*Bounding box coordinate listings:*
§ §

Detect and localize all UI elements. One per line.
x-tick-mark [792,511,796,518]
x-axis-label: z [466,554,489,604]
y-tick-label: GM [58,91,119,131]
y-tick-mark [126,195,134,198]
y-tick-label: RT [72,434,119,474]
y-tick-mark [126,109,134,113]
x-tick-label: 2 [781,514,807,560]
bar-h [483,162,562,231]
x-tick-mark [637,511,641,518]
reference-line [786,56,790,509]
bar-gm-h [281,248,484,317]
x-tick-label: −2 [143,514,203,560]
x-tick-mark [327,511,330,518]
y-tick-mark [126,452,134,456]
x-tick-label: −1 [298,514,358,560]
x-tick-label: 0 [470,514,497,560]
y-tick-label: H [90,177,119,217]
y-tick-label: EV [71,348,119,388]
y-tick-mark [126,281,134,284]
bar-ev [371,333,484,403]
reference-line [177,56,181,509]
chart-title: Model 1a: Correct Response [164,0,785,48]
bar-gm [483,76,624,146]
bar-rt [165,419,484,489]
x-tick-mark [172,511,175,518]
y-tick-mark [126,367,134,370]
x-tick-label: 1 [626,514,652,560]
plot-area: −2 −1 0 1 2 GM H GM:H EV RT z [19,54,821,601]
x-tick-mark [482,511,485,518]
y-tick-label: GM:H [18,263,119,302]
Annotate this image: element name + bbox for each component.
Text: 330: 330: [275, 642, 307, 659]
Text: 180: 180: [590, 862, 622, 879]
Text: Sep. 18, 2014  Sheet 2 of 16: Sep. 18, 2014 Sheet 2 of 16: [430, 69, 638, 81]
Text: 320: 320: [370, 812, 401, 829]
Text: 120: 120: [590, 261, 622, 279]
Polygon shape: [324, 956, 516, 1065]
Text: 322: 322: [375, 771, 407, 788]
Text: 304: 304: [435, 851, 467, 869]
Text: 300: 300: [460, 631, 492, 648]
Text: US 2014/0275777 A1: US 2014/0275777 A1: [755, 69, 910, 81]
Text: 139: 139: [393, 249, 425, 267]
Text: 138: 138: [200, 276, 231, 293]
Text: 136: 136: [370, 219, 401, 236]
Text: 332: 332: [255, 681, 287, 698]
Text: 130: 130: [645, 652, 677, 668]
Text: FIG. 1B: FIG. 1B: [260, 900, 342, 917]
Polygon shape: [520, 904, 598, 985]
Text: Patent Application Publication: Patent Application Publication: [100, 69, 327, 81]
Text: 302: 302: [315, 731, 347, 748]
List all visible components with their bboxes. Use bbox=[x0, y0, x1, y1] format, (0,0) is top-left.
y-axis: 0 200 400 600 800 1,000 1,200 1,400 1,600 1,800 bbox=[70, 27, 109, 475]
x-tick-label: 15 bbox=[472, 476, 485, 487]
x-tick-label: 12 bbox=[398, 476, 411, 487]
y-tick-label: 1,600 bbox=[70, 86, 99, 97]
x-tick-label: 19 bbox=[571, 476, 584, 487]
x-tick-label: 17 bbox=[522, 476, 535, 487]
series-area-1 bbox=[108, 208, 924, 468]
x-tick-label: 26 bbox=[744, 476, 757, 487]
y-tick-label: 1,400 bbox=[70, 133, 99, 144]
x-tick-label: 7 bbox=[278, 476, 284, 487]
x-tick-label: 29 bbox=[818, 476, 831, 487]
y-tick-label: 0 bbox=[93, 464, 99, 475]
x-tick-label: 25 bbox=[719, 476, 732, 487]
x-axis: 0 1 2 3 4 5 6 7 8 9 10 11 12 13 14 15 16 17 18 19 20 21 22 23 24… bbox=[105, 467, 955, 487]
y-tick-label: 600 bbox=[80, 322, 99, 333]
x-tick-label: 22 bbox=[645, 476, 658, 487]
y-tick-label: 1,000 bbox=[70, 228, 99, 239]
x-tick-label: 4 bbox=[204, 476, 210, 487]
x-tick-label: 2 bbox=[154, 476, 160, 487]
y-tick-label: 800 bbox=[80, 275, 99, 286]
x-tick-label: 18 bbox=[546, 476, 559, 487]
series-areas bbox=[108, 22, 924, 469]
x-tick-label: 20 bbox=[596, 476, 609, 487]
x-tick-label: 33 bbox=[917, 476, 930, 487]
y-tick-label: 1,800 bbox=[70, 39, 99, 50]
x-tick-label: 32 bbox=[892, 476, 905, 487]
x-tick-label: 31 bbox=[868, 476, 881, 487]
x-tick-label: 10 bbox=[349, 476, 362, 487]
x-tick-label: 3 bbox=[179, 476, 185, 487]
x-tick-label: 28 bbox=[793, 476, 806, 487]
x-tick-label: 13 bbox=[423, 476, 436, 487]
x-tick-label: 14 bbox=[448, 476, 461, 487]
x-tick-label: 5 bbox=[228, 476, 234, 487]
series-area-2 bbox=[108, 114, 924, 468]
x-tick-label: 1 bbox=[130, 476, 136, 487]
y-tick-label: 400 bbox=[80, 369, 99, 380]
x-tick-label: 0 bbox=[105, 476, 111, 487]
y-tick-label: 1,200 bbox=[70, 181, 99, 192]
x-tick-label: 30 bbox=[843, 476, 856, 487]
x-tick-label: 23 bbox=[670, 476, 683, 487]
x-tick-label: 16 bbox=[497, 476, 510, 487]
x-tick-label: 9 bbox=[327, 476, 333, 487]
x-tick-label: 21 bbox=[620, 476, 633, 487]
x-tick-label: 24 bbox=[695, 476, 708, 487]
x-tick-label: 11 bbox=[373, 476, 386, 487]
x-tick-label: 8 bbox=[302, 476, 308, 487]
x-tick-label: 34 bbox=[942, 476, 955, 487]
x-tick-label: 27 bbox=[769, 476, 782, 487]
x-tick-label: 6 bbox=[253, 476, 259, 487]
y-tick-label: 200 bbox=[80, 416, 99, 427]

§ §

Reproduce all of the data above line for line, changing nothing.

*Reply to the task:*
Detect and localize all UI elements. One per line.
x-tick-mark [792,511,796,518]
x-axis-label: z [466,554,489,604]
y-tick-label: GM [58,91,119,131]
y-tick-mark [126,195,134,198]
y-tick-label: RT [72,434,119,474]
y-tick-mark [126,109,134,113]
x-tick-label: 2 [781,514,807,560]
bar-h [483,162,562,231]
x-tick-mark [637,511,641,518]
reference-line [786,56,790,509]
bar-gm-h [281,248,484,317]
x-tick-label: −2 [143,514,203,560]
x-tick-mark [327,511,330,518]
y-tick-mark [126,452,134,456]
x-tick-label: −1 [298,514,358,560]
x-tick-label: 0 [470,514,497,560]
y-tick-label: H [90,177,119,217]
y-tick-label: EV [71,348,119,388]
y-tick-mark [126,281,134,284]
bar-ev [371,333,484,403]
reference-line [177,56,181,509]
chart-title: Model 1a: Correct Response [164,0,785,48]
bar-gm [483,76,624,146]
bar-rt [165,419,484,489]
x-tick-mark [172,511,175,518]
y-tick-mark [126,367,134,370]
x-tick-label: 1 [626,514,652,560]
plot-area: −2 −1 0 1 2 GM H GM:H EV RT z [19,54,821,601]
x-tick-mark [482,511,485,518]
y-tick-label: GM:H [18,263,119,302]
Annotate this image: element name + bbox for each component.
Text: 330: 330: [275, 642, 307, 659]
Text: 180: 180: [590, 862, 622, 879]
Text: Sep. 18, 2014  Sheet 2 of 16: Sep. 18, 2014 Sheet 2 of 16: [430, 69, 638, 81]
Text: 320: 320: [370, 812, 401, 829]
Text: 120: 120: [590, 261, 622, 279]
Polygon shape: [324, 956, 516, 1065]
Text: 322: 322: [375, 771, 407, 788]
Text: 304: 304: [435, 851, 467, 869]
Text: 300: 300: [460, 631, 492, 648]
Text: US 2014/0275777 A1: US 2014/0275777 A1: [755, 69, 910, 81]
Text: 139: 139: [393, 249, 425, 267]
Text: 138: 138: [200, 276, 231, 293]
Text: 136: 136: [370, 219, 401, 236]
Text: 332: 332: [255, 681, 287, 698]
Text: 130: 130: [645, 652, 677, 668]
Text: FIG. 1B: FIG. 1B: [260, 900, 342, 917]
Polygon shape: [520, 904, 598, 985]
Text: Patent Application Publication: Patent Application Publication: [100, 69, 327, 81]
Text: 302: 302: [315, 731, 347, 748]
List all visible components with their bboxes. Use bbox=[x0, y0, x1, y1] format, (0,0) is top-left.
y-axis: 0 200 400 600 800 1,000 1,200 1,400 1,600 1,800 bbox=[70, 27, 109, 475]
x-tick-label: 15 bbox=[472, 476, 485, 487]
x-tick-label: 12 bbox=[398, 476, 411, 487]
y-tick-label: 1,600 bbox=[70, 86, 99, 97]
x-tick-label: 19 bbox=[571, 476, 584, 487]
x-tick-label: 17 bbox=[522, 476, 535, 487]
series-area-1 bbox=[108, 208, 924, 468]
x-tick-label: 26 bbox=[744, 476, 757, 487]
y-tick-label: 1,400 bbox=[70, 133, 99, 144]
x-tick-label: 7 bbox=[278, 476, 284, 487]
x-tick-label: 29 bbox=[818, 476, 831, 487]
y-tick-label: 0 bbox=[93, 464, 99, 475]
x-tick-label: 25 bbox=[719, 476, 732, 487]
x-axis: 0 1 2 3 4 5 6 7 8 9 10 11 12 13 14 15 16 17 18 19 20 21 22 23 24… bbox=[105, 467, 955, 487]
y-tick-label: 600 bbox=[80, 322, 99, 333]
x-tick-label: 22 bbox=[645, 476, 658, 487]
y-tick-label: 1,000 bbox=[70, 228, 99, 239]
x-tick-label: 4 bbox=[204, 476, 210, 487]
x-tick-label: 2 bbox=[154, 476, 160, 487]
y-tick-label: 800 bbox=[80, 275, 99, 286]
x-tick-label: 18 bbox=[546, 476, 559, 487]
series-areas bbox=[108, 22, 924, 469]
x-tick-label: 20 bbox=[596, 476, 609, 487]
x-tick-label: 33 bbox=[917, 476, 930, 487]
y-tick-label: 1,800 bbox=[70, 39, 99, 50]
x-tick-label: 32 bbox=[892, 476, 905, 487]
x-tick-label: 31 bbox=[868, 476, 881, 487]
x-tick-label: 10 bbox=[349, 476, 362, 487]
x-tick-label: 3 bbox=[179, 476, 185, 487]
x-tick-label: 28 bbox=[793, 476, 806, 487]
x-tick-label: 13 bbox=[423, 476, 436, 487]
x-tick-label: 14 bbox=[448, 476, 461, 487]
x-tick-label: 5 bbox=[228, 476, 234, 487]
series-area-2 bbox=[108, 114, 924, 468]
x-tick-label: 1 bbox=[130, 476, 136, 487]
y-tick-label: 400 bbox=[80, 369, 99, 380]
x-tick-label: 0 bbox=[105, 476, 111, 487]
y-tick-label: 1,200 bbox=[70, 181, 99, 192]
x-tick-label: 30 bbox=[843, 476, 856, 487]
x-tick-label: 23 bbox=[670, 476, 683, 487]
x-tick-label: 16 bbox=[497, 476, 510, 487]
x-tick-label: 9 bbox=[327, 476, 333, 487]
x-tick-label: 21 bbox=[620, 476, 633, 487]
x-tick-label: 24 bbox=[695, 476, 708, 487]
x-tick-label: 11 bbox=[373, 476, 386, 487]
x-tick-label: 8 bbox=[302, 476, 308, 487]
x-tick-label: 34 bbox=[942, 476, 955, 487]
x-tick-label: 27 bbox=[769, 476, 782, 487]
x-tick-label: 6 bbox=[253, 476, 259, 487]
y-tick-label: 200 bbox=[80, 416, 99, 427]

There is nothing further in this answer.